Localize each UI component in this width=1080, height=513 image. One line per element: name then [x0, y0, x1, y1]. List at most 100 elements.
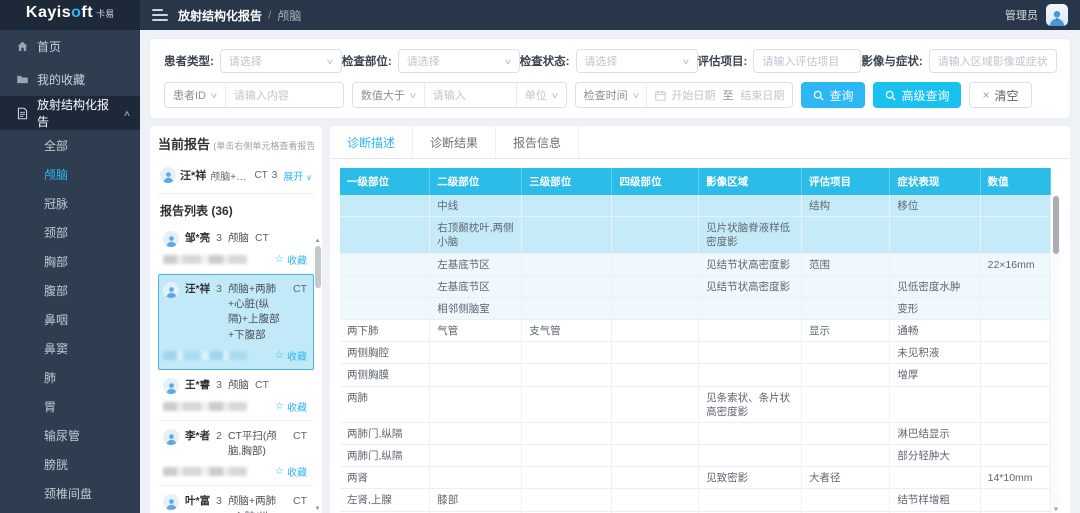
- filter-select-2[interactable]: 请选择∨: [576, 49, 698, 73]
- scroll-up-icon[interactable]: ▲: [314, 238, 321, 244]
- table-cell[interactable]: [612, 489, 699, 511]
- report-list-item-1[interactable]: 汪*祥3颅脑+两肺+心脏(纵隔)+上腹部+下腹部CT☆收藏: [158, 274, 314, 370]
- report-list-item-4[interactable]: 叶*富3颅脑+两肺+心脏(纵隔)+上腹部+下腹部CT☆收藏: [158, 486, 314, 513]
- expand-link[interactable]: 展开 ∨: [283, 168, 312, 183]
- table-cell[interactable]: 相邻侧脑室: [430, 298, 522, 320]
- table-cell[interactable]: 淋巴结显示: [890, 423, 980, 445]
- table-cell[interactable]: [522, 195, 612, 217]
- sidebar-item-favorites[interactable]: 我的收藏: [0, 63, 140, 96]
- sidebar-subitem-4[interactable]: 胸部: [0, 248, 140, 277]
- table-cell[interactable]: [340, 276, 430, 298]
- sidebar-subitem-9[interactable]: 胃: [0, 393, 140, 422]
- filter-select-1[interactable]: 请选择∨: [398, 49, 520, 73]
- table-cell[interactable]: [612, 254, 699, 276]
- table-cell[interactable]: 结节样增粗: [890, 489, 980, 511]
- table-cell[interactable]: 中线: [430, 195, 522, 217]
- search-button[interactable]: 查询: [801, 82, 865, 108]
- table-cell[interactable]: [612, 467, 699, 489]
- table-cell[interactable]: 两侧胸腔: [340, 342, 430, 364]
- table-cell[interactable]: [981, 387, 1051, 423]
- table-cell[interactable]: [612, 342, 699, 364]
- user-avatar[interactable]: [1046, 4, 1068, 26]
- table-cell[interactable]: [612, 320, 699, 342]
- table-cell[interactable]: [522, 298, 612, 320]
- breadcrumb-section[interactable]: 放射结构化报告: [178, 7, 262, 24]
- table-cell[interactable]: 结构: [802, 195, 890, 217]
- table-cell[interactable]: [802, 489, 890, 511]
- table-cell[interactable]: [890, 254, 980, 276]
- table-cell[interactable]: 增厚: [890, 364, 980, 386]
- table-cell[interactable]: 移位: [890, 195, 980, 217]
- table-cell[interactable]: [981, 320, 1051, 342]
- table-cell[interactable]: 右顶颞枕叶,两侧小脑: [430, 217, 522, 253]
- table-cell[interactable]: [340, 195, 430, 217]
- table-cell[interactable]: [699, 298, 802, 320]
- sidebar-subitem-7[interactable]: 鼻窦: [0, 335, 140, 364]
- table-cell[interactable]: 见条索状、条片状高密度影: [699, 387, 802, 423]
- table-cell[interactable]: 显示: [802, 320, 890, 342]
- scrollbar-thumb[interactable]: [315, 246, 321, 288]
- table-cell[interactable]: [981, 489, 1051, 511]
- table-cell[interactable]: 两肺门,纵隔: [340, 445, 430, 467]
- table-cell[interactable]: 左基底节区: [430, 254, 522, 276]
- scroll-down-icon[interactable]: ▼: [314, 506, 321, 512]
- sidebar-subitem-3[interactable]: 颈部: [0, 219, 140, 248]
- table-cell[interactable]: [522, 423, 612, 445]
- table-cell[interactable]: [340, 298, 430, 320]
- table-cell[interactable]: [430, 445, 522, 467]
- table-cell[interactable]: [981, 342, 1051, 364]
- table-cell[interactable]: [430, 467, 522, 489]
- table-cell[interactable]: [981, 445, 1051, 467]
- table-cell[interactable]: [430, 423, 522, 445]
- table-cell[interactable]: [522, 445, 612, 467]
- table-cell[interactable]: [522, 467, 612, 489]
- table-cell[interactable]: [699, 445, 802, 467]
- table-cell[interactable]: [981, 217, 1051, 253]
- table-cell[interactable]: [699, 342, 802, 364]
- table-cell[interactable]: [890, 217, 980, 253]
- favorite-button[interactable]: ☆收藏: [275, 252, 307, 267]
- table-cell[interactable]: [612, 387, 699, 423]
- clear-button[interactable]: × 清空: [969, 82, 1031, 108]
- table-cell[interactable]: 部分轻肿大: [890, 445, 980, 467]
- table-cell[interactable]: [340, 217, 430, 253]
- table-cell[interactable]: [522, 364, 612, 386]
- table-cell[interactable]: [522, 489, 612, 511]
- table-cell[interactable]: 左基底节区: [430, 276, 522, 298]
- table-cell[interactable]: [612, 445, 699, 467]
- unit-select[interactable]: 单位 ∨: [516, 83, 566, 107]
- table-cell[interactable]: [802, 217, 890, 253]
- table-cell[interactable]: 通畅: [890, 320, 980, 342]
- filter-input-3[interactable]: 请输入评估项目: [753, 49, 861, 73]
- user-name[interactable]: 管理员: [1005, 7, 1038, 23]
- report-list-item-2[interactable]: 王*睿3颅脑CT☆收藏: [158, 370, 314, 421]
- table-cell[interactable]: [430, 364, 522, 386]
- table-cell[interactable]: [802, 387, 890, 423]
- sidebar-subitem-11[interactable]: 膀胱: [0, 451, 140, 480]
- sidebar-subitem-8[interactable]: 肺: [0, 364, 140, 393]
- current-report-card[interactable]: 汪*祥 颅脑+两肺+心... CT 3 展开 ∨: [158, 159, 314, 194]
- table-cell[interactable]: 见低密度水肿: [890, 276, 980, 298]
- sidebar-item-home[interactable]: 首页: [0, 30, 140, 63]
- table-cell[interactable]: [699, 489, 802, 511]
- table-cell[interactable]: [802, 445, 890, 467]
- table-cell[interactable]: 见致密影: [699, 467, 802, 489]
- report-list-item-0[interactable]: 邹*亮3颅脑CT☆收藏: [158, 223, 314, 274]
- table-cell[interactable]: [699, 195, 802, 217]
- sidebar-subitem-5[interactable]: 腹部: [0, 277, 140, 306]
- report-list-item-3[interactable]: 李*者2CT平扫(颅脑,胸部)CT☆收藏: [158, 421, 314, 486]
- favorite-button[interactable]: ☆收藏: [275, 464, 307, 479]
- sidebar-subitem-1[interactable]: 颅脑: [0, 161, 140, 190]
- table-cell[interactable]: [612, 423, 699, 445]
- table-cell[interactable]: [802, 423, 890, 445]
- sidebar-item-structured-report[interactable]: 放射结构化报告 ∧: [0, 96, 140, 130]
- scroll-down-icon[interactable]: ▼: [1052, 507, 1060, 513]
- table-cell[interactable]: [340, 254, 430, 276]
- advanced-search-button[interactable]: 高级查询: [873, 82, 961, 108]
- time-field-select[interactable]: 检查时间 ∨: [576, 83, 647, 107]
- patient-id-field-select[interactable]: 患者ID ∨: [165, 83, 225, 107]
- table-cell[interactable]: [890, 467, 980, 489]
- tab-1[interactable]: 诊断结果: [413, 126, 496, 158]
- table-cell[interactable]: 支气管: [522, 320, 612, 342]
- table-cell[interactable]: 见结节状高密度影: [699, 254, 802, 276]
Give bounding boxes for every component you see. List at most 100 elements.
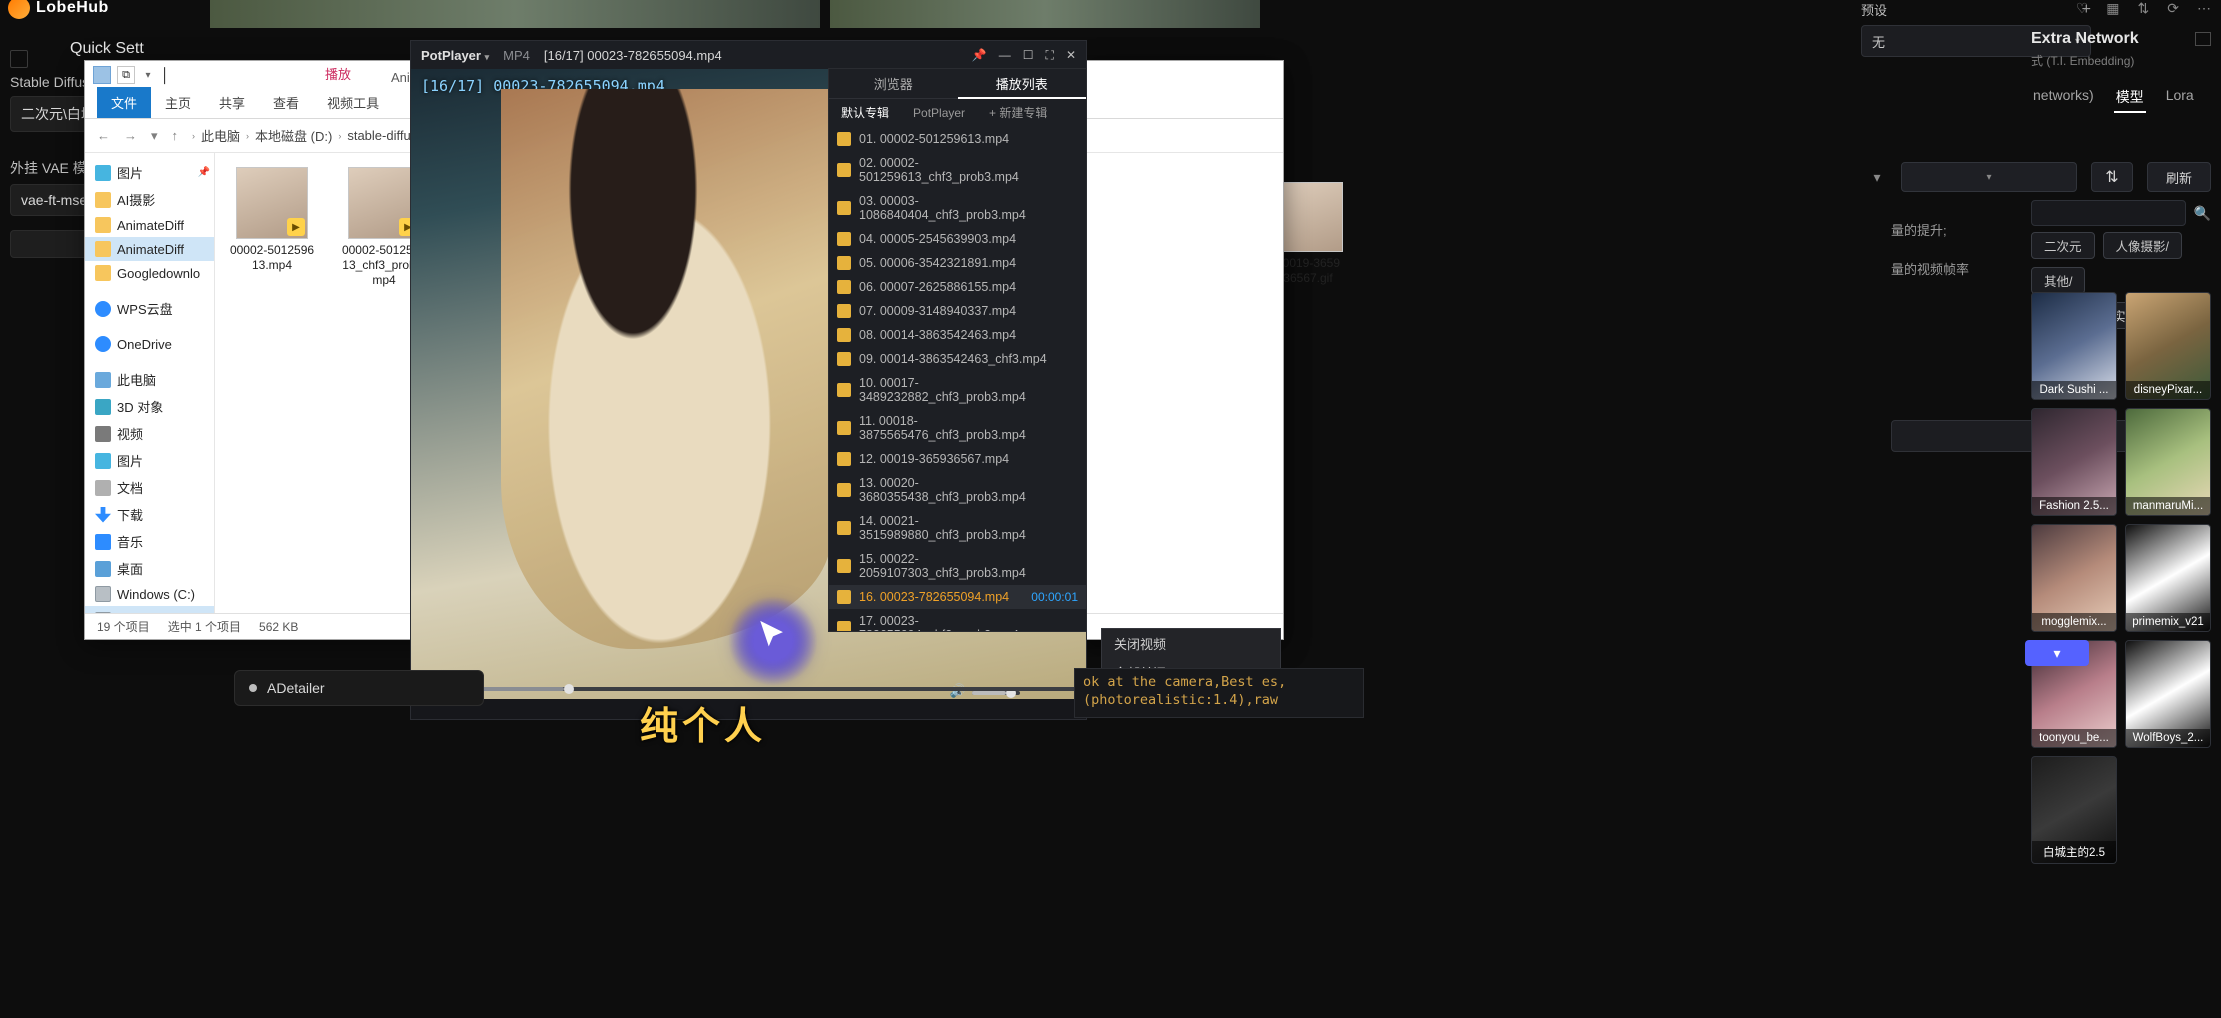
playlist-item[interactable]: 07. 00009-3148940337.mp4: [829, 299, 1086, 323]
playlist-item[interactable]: 05. 00006-3542321891.mp4: [829, 251, 1086, 275]
top-tab-play[interactable]: 播放: [305, 58, 371, 89]
tree-item[interactable]: 图片: [85, 447, 214, 474]
model-card[interactable]: Dark Sushi ...: [2031, 292, 2117, 400]
ribbon-tab[interactable]: 共享: [205, 87, 259, 118]
tree-item[interactable]: 音乐: [85, 528, 214, 555]
tree-item[interactable]: 此电脑: [85, 366, 214, 393]
seek-slider[interactable]: [419, 687, 1078, 691]
playlist-item[interactable]: 06. 00007-2625886155.mp4: [829, 275, 1086, 299]
primary-dropdown-button[interactable]: ▾: [2025, 640, 2089, 666]
volume-icon[interactable]: 🔊: [950, 683, 966, 699]
playlist-album-tab[interactable]: 默认专辑: [829, 99, 901, 127]
preset-add-icon[interactable]: +: [2082, 1, 2091, 19]
playlist-item[interactable]: 15. 00022-2059107303_chf3_prob3.mp4: [829, 547, 1086, 585]
ribbon-tab[interactable]: 视频工具: [313, 87, 393, 118]
playlist-album-tab[interactable]: PotPlayer: [901, 99, 977, 127]
nav-forward-icon[interactable]: →: [124, 128, 137, 143]
ribbon-tab[interactable]: 主页: [151, 87, 205, 118]
playlist-panel: 浏览器播放列表 默认专辑PotPlayer新建专辑 01. 00002-5012…: [828, 68, 1087, 632]
playlist-item[interactable]: 08. 00014-3863542463.mp4: [829, 323, 1086, 347]
tree-item[interactable]: AnimateDiff: [85, 213, 214, 237]
playlist-item[interactable]: 17. 00023-782655094_chf3_prob3.mp4: [829, 609, 1086, 631]
menu-close-video[interactable]: 关闭视频: [1102, 629, 1280, 658]
tree-item[interactable]: OneDrive: [85, 332, 214, 356]
playlist-item[interactable]: 14. 00021-3515989880_chf3_prob3.mp4: [829, 509, 1086, 547]
extra-network-tab[interactable]: Lora: [2164, 83, 2196, 113]
tree-item[interactable]: 视频: [85, 420, 214, 447]
playlist-album-tab[interactable]: 新建专辑: [977, 99, 1059, 127]
model-card[interactable]: disneyPixar...: [2125, 292, 2211, 400]
video-file-icon: [837, 590, 851, 604]
video-file-icon: [837, 256, 851, 270]
swap-button[interactable]: ⇅: [2091, 162, 2133, 192]
tree-item[interactable]: 下载: [85, 501, 214, 528]
win-close-icon[interactable]: ✕: [1066, 48, 1076, 63]
cursor-icon: [756, 614, 790, 656]
playlist-item[interactable]: 13. 00020-3680355438_chf3_prob3.mp4: [829, 471, 1086, 509]
desk-icon: [95, 561, 111, 577]
model-dropdown[interactable]: ▾: [1901, 162, 2077, 192]
playlist-item[interactable]: 02. 00002-501259613_chf3_prob3.mp4: [829, 151, 1086, 189]
tree-item[interactable]: AI摄影: [85, 186, 214, 213]
tree-item[interactable]: 3D 对象: [85, 393, 214, 420]
playlist-item[interactable]: 11. 00018-3875565476_chf3_prob3.mp4: [829, 409, 1086, 447]
nav-history-icon[interactable]: ▾: [151, 128, 158, 144]
playlist-item[interactable]: 04. 00005-2545639903.mp4: [829, 227, 1086, 251]
potplayer-menu-button[interactable]: PotPlayer ▾: [421, 48, 489, 63]
win-min-icon[interactable]: —: [999, 48, 1011, 63]
ribbon-tab[interactable]: 查看: [259, 87, 313, 118]
prompt-preview[interactable]: ok at the camera,Best es,(photorealistic…: [1074, 668, 1364, 718]
tree-item[interactable]: 文档: [85, 474, 214, 501]
video-file-icon: [837, 352, 851, 366]
volume-slider[interactable]: [972, 691, 1020, 695]
nav-back-icon[interactable]: ←: [97, 128, 110, 143]
nav-up-icon[interactable]: ↑: [172, 128, 179, 143]
playlist-item[interactable]: 01. 00002-501259613.mp4: [829, 127, 1086, 151]
playlist-main-tab[interactable]: 浏览器: [829, 69, 958, 99]
playlist-item-label: 13. 00020-3680355438_chf3_prob3.mp4: [859, 476, 1078, 504]
sort-icon[interactable]: ⇅: [2138, 0, 2150, 17]
breadcrumb-item[interactable]: 本地磁盘 (D:): [255, 126, 332, 145]
tree-item[interactable]: 图片📌: [85, 159, 214, 186]
win-full-icon[interactable]: ⛶: [1046, 48, 1054, 63]
img-icon: [95, 165, 111, 181]
extra-network-tab[interactable]: 模型: [2114, 83, 2146, 113]
grid-icon[interactable]: ▦: [2106, 0, 2119, 17]
sync-icon[interactable]: ⟳: [2167, 0, 2179, 17]
model-card[interactable]: mogglemix...: [2031, 524, 2117, 632]
tree-item[interactable]: WPS云盘: [85, 295, 214, 322]
status-selected: 选中 1 个项目: [168, 618, 241, 635]
playlist-item[interactable]: 10. 00017-3489232882_chf3_prob3.mp4: [829, 371, 1086, 409]
model-card[interactable]: WolfBoys_2...: [2125, 640, 2211, 748]
playlist-item[interactable]: 03. 00003-1086840404_chf3_prob3.mp4: [829, 189, 1086, 227]
more-icon[interactable]: ⋯: [2197, 0, 2211, 17]
pin-icon[interactable]: 📌: [972, 48, 987, 63]
caret-down-icon[interactable]: ▾: [1861, 162, 1893, 192]
model-card[interactable]: Fashion 2.5...: [2031, 408, 2117, 516]
adetailer-accordion[interactable]: ADetailer: [234, 670, 484, 706]
win-max-icon[interactable]: ☐: [1023, 48, 1034, 63]
extra-network-tab[interactable]: networks): [2031, 83, 2096, 113]
folder-icon: [95, 265, 111, 281]
preset-label: 预设 +: [1861, 0, 2091, 19]
playlist-main-tab[interactable]: 播放列表: [958, 69, 1087, 99]
tree-item-label: 此电脑: [117, 370, 156, 389]
tree-item[interactable]: 本地磁盘 (D:): [85, 606, 214, 613]
tree-item[interactable]: Windows (C:): [85, 582, 214, 606]
tree-item[interactable]: AnimateDiff: [85, 237, 214, 261]
model-card[interactable]: primemix_v21: [2125, 524, 2211, 632]
playlist-item[interactable]: 09. 00014-3863542463_chf3.mp4: [829, 347, 1086, 371]
panel-dock-icon[interactable]: [2195, 32, 2211, 46]
video-content-illustration: [501, 89, 831, 649]
playlist-item[interactable]: 16. 00023-782655094.mp400:00:01: [829, 585, 1086, 609]
potplayer-titlebar[interactable]: PotPlayer ▾ MP4 [16/17] 00023-782655094.…: [411, 41, 1086, 69]
tree-item[interactable]: Googledownlo: [85, 261, 214, 285]
playlist-item[interactable]: 12. 00019-365936567.mp4: [829, 447, 1086, 471]
breadcrumb-item[interactable]: 此电脑: [201, 126, 240, 145]
model-card[interactable]: 白城主的2.5: [2031, 756, 2117, 864]
model-card[interactable]: manmaruMi...: [2125, 408, 2211, 516]
ribbon-tab[interactable]: 文件: [97, 87, 151, 118]
file-thumbnail[interactable]: ▶00002-501259613.mp4: [229, 167, 315, 288]
tree-item[interactable]: 桌面: [85, 555, 214, 582]
refresh-button[interactable]: 刷新: [2147, 162, 2211, 192]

•••••

- **Short problem**:
Please identify every line of the records that contains the string "search", with case counting, and copy each of those lines.

- **Worked answer**:
- search-button[interactable]: 查询: [801, 82, 865, 108]
- advanced-search-button[interactable]: 高级查询: [873, 82, 961, 108]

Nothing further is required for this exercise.